[Data extract]
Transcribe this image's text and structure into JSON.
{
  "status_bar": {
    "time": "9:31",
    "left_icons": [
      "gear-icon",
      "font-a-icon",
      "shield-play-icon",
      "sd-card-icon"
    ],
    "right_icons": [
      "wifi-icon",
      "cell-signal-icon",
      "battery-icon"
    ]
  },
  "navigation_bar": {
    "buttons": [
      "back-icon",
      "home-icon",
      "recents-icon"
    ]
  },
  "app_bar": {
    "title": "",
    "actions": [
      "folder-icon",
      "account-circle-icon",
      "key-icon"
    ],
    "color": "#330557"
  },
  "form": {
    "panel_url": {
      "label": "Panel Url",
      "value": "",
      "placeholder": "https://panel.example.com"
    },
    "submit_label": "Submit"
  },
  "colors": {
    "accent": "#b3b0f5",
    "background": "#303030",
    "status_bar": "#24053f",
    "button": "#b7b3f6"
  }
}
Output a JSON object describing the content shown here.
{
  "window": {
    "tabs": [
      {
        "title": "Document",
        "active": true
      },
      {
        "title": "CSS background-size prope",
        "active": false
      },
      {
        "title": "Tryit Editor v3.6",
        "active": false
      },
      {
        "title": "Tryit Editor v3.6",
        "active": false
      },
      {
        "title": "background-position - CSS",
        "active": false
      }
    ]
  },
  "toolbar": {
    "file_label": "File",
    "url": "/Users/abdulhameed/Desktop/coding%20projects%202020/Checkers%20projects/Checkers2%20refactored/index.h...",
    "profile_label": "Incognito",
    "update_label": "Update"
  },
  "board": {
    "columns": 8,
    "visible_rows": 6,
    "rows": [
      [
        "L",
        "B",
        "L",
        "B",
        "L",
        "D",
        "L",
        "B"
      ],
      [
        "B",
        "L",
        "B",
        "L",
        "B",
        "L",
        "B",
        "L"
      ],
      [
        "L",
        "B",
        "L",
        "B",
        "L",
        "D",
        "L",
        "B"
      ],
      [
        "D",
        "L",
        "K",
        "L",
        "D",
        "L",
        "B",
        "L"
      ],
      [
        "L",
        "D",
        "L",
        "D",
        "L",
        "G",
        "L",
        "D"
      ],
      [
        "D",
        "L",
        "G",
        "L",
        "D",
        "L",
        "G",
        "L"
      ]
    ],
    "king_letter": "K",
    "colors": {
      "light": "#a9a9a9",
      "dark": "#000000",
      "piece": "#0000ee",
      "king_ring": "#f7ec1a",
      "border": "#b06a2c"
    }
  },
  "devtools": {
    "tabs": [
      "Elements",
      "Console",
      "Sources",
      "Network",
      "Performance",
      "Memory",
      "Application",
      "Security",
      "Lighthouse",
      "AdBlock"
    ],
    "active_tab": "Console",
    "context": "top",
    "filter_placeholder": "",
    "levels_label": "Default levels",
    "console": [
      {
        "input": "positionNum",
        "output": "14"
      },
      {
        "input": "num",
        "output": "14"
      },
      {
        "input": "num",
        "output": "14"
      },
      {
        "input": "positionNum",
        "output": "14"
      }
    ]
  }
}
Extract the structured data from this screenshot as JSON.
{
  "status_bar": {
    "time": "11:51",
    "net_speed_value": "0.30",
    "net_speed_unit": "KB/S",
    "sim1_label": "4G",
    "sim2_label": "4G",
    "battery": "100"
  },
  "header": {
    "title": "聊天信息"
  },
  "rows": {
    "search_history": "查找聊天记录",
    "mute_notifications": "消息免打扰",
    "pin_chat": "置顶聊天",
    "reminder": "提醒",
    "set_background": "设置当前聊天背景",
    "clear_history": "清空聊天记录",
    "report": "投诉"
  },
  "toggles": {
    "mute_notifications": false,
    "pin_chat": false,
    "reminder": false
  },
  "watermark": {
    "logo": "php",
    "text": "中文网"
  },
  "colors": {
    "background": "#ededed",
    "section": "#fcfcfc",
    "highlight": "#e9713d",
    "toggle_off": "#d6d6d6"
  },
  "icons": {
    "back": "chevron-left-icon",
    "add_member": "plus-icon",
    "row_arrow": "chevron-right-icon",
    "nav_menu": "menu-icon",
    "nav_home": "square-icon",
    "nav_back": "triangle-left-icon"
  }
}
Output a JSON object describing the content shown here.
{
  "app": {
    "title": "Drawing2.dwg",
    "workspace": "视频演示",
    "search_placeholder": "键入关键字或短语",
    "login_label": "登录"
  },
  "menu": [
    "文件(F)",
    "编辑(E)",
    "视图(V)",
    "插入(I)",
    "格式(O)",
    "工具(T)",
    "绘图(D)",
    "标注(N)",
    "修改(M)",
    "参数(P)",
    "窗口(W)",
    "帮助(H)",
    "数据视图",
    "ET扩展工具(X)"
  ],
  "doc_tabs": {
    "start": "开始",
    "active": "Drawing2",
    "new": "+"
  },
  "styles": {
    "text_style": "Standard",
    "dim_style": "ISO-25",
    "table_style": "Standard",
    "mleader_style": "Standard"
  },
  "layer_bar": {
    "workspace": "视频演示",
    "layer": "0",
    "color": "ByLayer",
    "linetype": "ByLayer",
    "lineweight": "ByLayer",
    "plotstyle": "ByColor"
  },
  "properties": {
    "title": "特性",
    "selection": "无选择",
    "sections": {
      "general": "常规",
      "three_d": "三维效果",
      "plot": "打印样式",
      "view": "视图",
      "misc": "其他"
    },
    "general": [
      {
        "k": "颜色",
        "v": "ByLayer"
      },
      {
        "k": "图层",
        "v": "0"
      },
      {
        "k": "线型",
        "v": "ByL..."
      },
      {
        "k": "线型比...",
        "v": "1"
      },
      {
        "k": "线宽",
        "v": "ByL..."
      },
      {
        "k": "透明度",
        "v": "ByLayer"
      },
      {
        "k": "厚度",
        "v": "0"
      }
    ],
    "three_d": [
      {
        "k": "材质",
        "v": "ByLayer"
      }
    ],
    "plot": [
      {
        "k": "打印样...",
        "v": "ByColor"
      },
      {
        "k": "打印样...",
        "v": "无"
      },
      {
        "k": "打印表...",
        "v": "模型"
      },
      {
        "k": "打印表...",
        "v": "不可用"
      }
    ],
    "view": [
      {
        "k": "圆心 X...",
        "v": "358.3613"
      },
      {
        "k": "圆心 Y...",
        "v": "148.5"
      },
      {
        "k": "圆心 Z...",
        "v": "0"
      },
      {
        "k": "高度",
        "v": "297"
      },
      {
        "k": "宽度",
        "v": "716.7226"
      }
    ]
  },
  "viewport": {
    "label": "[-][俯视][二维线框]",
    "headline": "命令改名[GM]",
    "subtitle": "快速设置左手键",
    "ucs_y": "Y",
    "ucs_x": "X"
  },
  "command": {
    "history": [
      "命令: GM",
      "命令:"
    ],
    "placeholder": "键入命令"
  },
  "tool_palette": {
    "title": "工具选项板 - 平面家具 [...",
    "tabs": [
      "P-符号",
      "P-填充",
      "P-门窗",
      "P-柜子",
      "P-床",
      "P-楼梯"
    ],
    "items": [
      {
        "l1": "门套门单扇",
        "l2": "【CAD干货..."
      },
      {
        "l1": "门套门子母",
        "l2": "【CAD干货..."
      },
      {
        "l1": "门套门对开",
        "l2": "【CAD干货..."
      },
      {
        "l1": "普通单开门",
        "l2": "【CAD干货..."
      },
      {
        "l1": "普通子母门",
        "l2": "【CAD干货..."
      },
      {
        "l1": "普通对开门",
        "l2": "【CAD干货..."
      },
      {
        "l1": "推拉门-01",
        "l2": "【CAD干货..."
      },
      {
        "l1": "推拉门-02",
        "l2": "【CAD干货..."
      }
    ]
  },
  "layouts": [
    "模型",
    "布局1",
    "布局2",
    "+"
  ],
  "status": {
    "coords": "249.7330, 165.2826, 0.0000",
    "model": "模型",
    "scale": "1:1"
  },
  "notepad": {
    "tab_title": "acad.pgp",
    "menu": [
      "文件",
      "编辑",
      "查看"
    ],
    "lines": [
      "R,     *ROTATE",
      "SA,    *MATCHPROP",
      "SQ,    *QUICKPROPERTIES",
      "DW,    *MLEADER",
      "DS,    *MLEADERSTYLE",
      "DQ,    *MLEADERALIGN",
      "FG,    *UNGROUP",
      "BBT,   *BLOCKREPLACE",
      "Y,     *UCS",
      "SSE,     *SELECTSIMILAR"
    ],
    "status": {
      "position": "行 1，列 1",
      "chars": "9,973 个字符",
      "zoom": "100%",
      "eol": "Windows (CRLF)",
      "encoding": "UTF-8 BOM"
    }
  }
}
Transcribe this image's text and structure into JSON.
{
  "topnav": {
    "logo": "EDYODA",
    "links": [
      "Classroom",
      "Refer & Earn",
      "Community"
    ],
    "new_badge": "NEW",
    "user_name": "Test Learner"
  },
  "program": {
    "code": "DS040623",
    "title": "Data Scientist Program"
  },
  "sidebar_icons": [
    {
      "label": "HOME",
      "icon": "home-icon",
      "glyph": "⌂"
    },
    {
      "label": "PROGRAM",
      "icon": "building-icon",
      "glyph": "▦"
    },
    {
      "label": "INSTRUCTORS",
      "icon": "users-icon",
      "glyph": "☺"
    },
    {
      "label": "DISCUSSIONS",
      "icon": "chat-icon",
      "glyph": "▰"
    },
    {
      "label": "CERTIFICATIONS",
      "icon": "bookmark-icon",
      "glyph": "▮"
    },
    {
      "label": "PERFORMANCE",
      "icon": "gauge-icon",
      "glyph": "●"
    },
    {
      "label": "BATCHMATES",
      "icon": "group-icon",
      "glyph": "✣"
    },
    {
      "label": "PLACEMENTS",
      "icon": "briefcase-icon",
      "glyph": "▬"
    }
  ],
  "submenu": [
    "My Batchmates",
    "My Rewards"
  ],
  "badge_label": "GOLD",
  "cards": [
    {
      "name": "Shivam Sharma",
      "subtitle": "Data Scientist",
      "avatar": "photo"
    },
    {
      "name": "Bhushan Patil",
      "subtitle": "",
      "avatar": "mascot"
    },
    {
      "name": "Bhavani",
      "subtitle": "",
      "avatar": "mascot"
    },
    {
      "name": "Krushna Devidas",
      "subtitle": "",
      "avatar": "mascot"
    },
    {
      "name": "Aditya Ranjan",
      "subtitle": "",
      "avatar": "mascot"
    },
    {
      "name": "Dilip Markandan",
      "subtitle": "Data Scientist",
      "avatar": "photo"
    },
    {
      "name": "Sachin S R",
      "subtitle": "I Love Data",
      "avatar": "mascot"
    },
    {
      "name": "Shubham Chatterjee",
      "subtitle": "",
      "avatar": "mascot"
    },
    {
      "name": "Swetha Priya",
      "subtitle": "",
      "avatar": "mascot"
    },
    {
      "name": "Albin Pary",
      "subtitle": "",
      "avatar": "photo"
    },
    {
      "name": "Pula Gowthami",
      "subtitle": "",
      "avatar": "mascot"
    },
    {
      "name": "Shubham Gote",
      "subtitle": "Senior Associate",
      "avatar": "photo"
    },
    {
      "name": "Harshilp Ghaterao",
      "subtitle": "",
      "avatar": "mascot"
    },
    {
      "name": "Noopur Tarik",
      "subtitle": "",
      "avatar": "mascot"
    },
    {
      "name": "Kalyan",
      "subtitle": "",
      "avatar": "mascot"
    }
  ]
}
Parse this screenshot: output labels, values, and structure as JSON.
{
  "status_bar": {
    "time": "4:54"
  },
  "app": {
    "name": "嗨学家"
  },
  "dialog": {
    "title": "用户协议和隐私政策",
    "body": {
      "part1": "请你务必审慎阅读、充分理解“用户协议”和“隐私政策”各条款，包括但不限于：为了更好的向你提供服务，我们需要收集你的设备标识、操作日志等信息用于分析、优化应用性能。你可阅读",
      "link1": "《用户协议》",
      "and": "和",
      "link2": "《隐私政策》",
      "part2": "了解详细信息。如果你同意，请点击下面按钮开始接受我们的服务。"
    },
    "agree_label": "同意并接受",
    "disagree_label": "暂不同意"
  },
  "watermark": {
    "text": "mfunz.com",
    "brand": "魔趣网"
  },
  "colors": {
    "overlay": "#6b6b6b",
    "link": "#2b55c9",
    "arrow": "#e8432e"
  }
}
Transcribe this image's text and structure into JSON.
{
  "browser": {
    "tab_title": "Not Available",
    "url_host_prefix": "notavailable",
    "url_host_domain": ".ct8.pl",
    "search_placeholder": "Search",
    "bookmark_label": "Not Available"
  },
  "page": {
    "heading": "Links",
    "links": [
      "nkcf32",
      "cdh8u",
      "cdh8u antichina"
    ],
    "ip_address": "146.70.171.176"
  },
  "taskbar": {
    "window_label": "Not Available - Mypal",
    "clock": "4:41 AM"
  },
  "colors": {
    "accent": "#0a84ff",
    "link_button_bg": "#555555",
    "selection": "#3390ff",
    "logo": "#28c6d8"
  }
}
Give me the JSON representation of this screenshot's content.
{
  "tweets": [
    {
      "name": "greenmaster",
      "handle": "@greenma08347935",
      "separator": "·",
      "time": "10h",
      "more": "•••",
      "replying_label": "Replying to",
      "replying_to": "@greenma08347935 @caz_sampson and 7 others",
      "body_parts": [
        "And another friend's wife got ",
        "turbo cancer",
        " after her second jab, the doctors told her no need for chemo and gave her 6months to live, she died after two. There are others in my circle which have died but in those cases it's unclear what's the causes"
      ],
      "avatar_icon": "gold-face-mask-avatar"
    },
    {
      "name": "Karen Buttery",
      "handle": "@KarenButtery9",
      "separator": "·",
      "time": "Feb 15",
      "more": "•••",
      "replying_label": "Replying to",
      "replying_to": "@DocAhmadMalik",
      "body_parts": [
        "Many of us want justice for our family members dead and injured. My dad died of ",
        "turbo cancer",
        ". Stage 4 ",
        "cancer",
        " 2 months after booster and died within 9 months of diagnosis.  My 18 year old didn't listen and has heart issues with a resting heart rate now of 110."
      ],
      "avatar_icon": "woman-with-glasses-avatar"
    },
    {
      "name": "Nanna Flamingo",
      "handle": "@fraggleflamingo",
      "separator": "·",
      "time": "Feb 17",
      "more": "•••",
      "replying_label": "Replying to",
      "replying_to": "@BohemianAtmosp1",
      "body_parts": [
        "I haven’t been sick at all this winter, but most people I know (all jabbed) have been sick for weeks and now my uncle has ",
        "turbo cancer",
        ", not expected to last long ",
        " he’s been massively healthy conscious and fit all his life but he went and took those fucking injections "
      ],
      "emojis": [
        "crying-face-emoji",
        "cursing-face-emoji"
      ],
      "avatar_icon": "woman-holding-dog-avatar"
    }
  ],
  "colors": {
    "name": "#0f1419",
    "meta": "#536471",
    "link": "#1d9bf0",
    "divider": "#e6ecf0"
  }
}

[Stated exercise] Collect, from the material above, every line containing the word "face".

[Answer]
      "avatar_icon": "gold-face-mask-avatar"
        "crying-face-emoji",
        "cursing-face-emoji"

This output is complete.